Records for the task:

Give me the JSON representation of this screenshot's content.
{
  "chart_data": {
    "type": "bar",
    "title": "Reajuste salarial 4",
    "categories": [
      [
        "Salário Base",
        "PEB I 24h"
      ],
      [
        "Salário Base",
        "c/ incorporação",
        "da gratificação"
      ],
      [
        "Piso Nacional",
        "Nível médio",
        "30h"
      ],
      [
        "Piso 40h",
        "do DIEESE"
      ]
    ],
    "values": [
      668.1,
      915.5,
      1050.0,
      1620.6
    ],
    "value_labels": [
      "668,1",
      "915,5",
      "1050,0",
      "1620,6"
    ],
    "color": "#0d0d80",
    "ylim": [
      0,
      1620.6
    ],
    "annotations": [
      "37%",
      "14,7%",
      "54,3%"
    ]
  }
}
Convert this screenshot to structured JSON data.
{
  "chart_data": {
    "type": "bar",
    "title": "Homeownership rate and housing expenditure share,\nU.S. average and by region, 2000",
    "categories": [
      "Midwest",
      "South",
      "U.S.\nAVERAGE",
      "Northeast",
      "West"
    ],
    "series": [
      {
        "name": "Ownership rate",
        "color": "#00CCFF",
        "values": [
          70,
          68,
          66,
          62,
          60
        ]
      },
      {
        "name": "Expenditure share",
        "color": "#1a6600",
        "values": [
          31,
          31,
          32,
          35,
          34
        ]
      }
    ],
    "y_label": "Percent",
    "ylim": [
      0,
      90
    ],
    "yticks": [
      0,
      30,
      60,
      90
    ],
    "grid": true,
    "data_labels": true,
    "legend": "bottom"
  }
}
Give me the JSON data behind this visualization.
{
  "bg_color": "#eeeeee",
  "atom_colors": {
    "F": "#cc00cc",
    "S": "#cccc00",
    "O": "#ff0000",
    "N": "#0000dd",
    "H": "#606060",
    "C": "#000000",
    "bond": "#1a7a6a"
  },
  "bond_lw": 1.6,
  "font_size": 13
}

Direction: Nothing in the data may differ; print all of it exactly as written.

Task output:
Give me the JSON representation of this screenshot's content.
{
  "chart_data": {
    "type": "bar",
    "title": "Reajuste salarial 4",
    "categories": [
      [
        "Salário Base",
        "PEB I 24h"
      ],
      [
        "Salário Base",
        "c/ incorporação",
        "da gratificação"
      ],
      [
        "Piso Nacional",
        "Nível médio",
        "30h"
      ],
      [
        "Piso 40h",
        "do DIEESE"
      ]
    ],
    "values": [
      668.1,
      915.5,
      1050.0,
      1620.6
    ],
    "value_labels": [
      "668,1",
      "915,5",
      "1050,0",
      "1620,6"
    ],
    "color": "#0d0d80",
    "ylim": [
      0,
      1620.6
    ],
    "annotations": [
      "37%",
      "14,7%",
      "54,3%"
    ]
  }
}
Convert this screenshot to structured JSON data.
{
  "chart_data": {
    "type": "bar",
    "title": "Homeownership rate and housing expenditure share,\nU.S. average and by region, 2000",
    "categories": [
      "Midwest",
      "South",
      "U.S.\nAVERAGE",
      "Northeast",
      "West"
    ],
    "series": [
      {
        "name": "Ownership rate",
        "color": "#00CCFF",
        "values": [
          70,
          68,
          66,
          62,
          60
        ]
      },
      {
        "name": "Expenditure share",
        "color": "#1a6600",
        "values": [
          31,
          31,
          32,
          35,
          34
        ]
      }
    ],
    "y_label": "Percent",
    "ylim": [
      0,
      90
    ],
    "yticks": [
      0,
      30,
      60,
      90
    ],
    "grid": true,
    "data_labels": true,
    "legend": "bottom"
  }
}
Give me the JSON data behind this visualization.
{
  "bg_color": "#eeeeee",
  "atom_colors": {
    "F": "#cc00cc",
    "S": "#cccc00",
    "O": "#ff0000",
    "N": "#0000dd",
    "H": "#606060",
    "C": "#000000",
    "bond": "#1a7a6a"
  },
  "bond_lw": 1.6,
  "font_size": 13
}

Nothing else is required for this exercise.